__EXERCISE__. Extract the text of each entry below exactly, leaving every image behind.

__STORED DATA__.
::::::::::

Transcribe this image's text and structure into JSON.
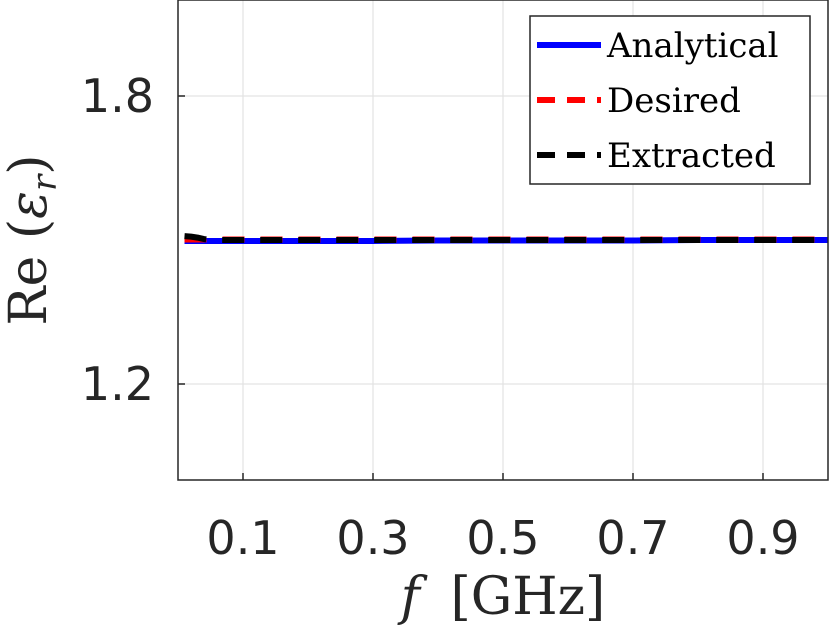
{
  "chart_data": {
    "type": "line",
    "xlabel": "f [GHz]",
    "xlabel_italic": "f",
    "xlabel_unit": "[GHz]",
    "ylabel": "Re (ε_r)",
    "ylabel_prefix": "Re (",
    "ylabel_symbol": "ε",
    "ylabel_sub": "r",
    "ylabel_suffix": ")",
    "xlim": [
      0.0,
      1.0
    ],
    "ylim": [
      1.0,
      2.0
    ],
    "x_ticks": [
      0.1,
      0.3,
      0.5,
      0.7,
      0.9
    ],
    "x_tick_labels": [
      "0.1",
      "0.3",
      "0.5",
      "0.7",
      "0.9"
    ],
    "y_ticks": [
      1.2,
      1.8
    ],
    "y_tick_labels": [
      "1.2",
      "1.8"
    ],
    "grid": true,
    "legend_position": "top-right",
    "series": [
      {
        "name": "Analytical",
        "color": "#0000ff",
        "style": "solid",
        "x": [
          0.01,
          0.1,
          0.2,
          0.3,
          0.4,
          0.5,
          0.6,
          0.7,
          0.8,
          0.9,
          1.0
        ],
        "y": [
          1.498,
          1.498,
          1.498,
          1.498,
          1.499,
          1.499,
          1.499,
          1.499,
          1.5,
          1.5,
          1.5
        ]
      },
      {
        "name": "Desired",
        "color": "#ff0000",
        "style": "dashed",
        "x": [
          0.01,
          0.1,
          0.2,
          0.3,
          0.4,
          0.5,
          0.6,
          0.7,
          0.8,
          0.9,
          1.0
        ],
        "y": [
          1.501,
          1.501,
          1.501,
          1.501,
          1.501,
          1.501,
          1.501,
          1.501,
          1.501,
          1.501,
          1.501
        ]
      },
      {
        "name": "Extracted",
        "color": "#000000",
        "style": "dashed",
        "x": [
          0.01,
          0.02,
          0.03,
          0.04,
          0.05,
          0.1,
          0.2,
          0.3,
          0.4,
          0.5,
          0.6,
          0.7,
          0.8,
          0.9,
          1.0
        ],
        "y": [
          1.508,
          1.507,
          1.505,
          1.502,
          1.5,
          1.5,
          1.5,
          1.5,
          1.5,
          1.5,
          1.5,
          1.5,
          1.5,
          1.5,
          1.5
        ]
      }
    ]
  }
}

::::::::::

__EXERCISE OUTPUT__.
Transcribe this image's text and structure into JSON.
{
  "chart_data": {
    "type": "line",
    "xlabel": "f [GHz]",
    "xlabel_italic": "f",
    "xlabel_unit": "[GHz]",
    "ylabel": "Re (ε_r)",
    "ylabel_prefix": "Re (",
    "ylabel_symbol": "ε",
    "ylabel_sub": "r",
    "ylabel_suffix": ")",
    "xlim": [
      0.0,
      1.0
    ],
    "ylim": [
      1.0,
      2.0
    ],
    "x_ticks": [
      0.1,
      0.3,
      0.5,
      0.7,
      0.9
    ],
    "x_tick_labels": [
      "0.1",
      "0.3",
      "0.5",
      "0.7",
      "0.9"
    ],
    "y_ticks": [
      1.2,
      1.8
    ],
    "y_tick_labels": [
      "1.2",
      "1.8"
    ],
    "grid": true,
    "legend_position": "top-right",
    "series": [
      {
        "name": "Analytical",
        "color": "#0000ff",
        "style": "solid",
        "x": [
          0.01,
          0.1,
          0.2,
          0.3,
          0.4,
          0.5,
          0.6,
          0.7,
          0.8,
          0.9,
          1.0
        ],
        "y": [
          1.498,
          1.498,
          1.498,
          1.498,
          1.499,
          1.499,
          1.499,
          1.499,
          1.5,
          1.5,
          1.5
        ]
      },
      {
        "name": "Desired",
        "color": "#ff0000",
        "style": "dashed",
        "x": [
          0.01,
          0.1,
          0.2,
          0.3,
          0.4,
          0.5,
          0.6,
          0.7,
          0.8,
          0.9,
          1.0
        ],
        "y": [
          1.501,
          1.501,
          1.501,
          1.501,
          1.501,
          1.501,
          1.501,
          1.501,
          1.501,
          1.501,
          1.501
        ]
      },
      {
        "name": "Extracted",
        "color": "#000000",
        "style": "dashed",
        "x": [
          0.01,
          0.02,
          0.03,
          0.04,
          0.05,
          0.1,
          0.2,
          0.3,
          0.4,
          0.5,
          0.6,
          0.7,
          0.8,
          0.9,
          1.0
        ],
        "y": [
          1.508,
          1.507,
          1.505,
          1.502,
          1.5,
          1.5,
          1.5,
          1.5,
          1.5,
          1.5,
          1.5,
          1.5,
          1.5,
          1.5,
          1.5
        ]
      }
    ]
  }
}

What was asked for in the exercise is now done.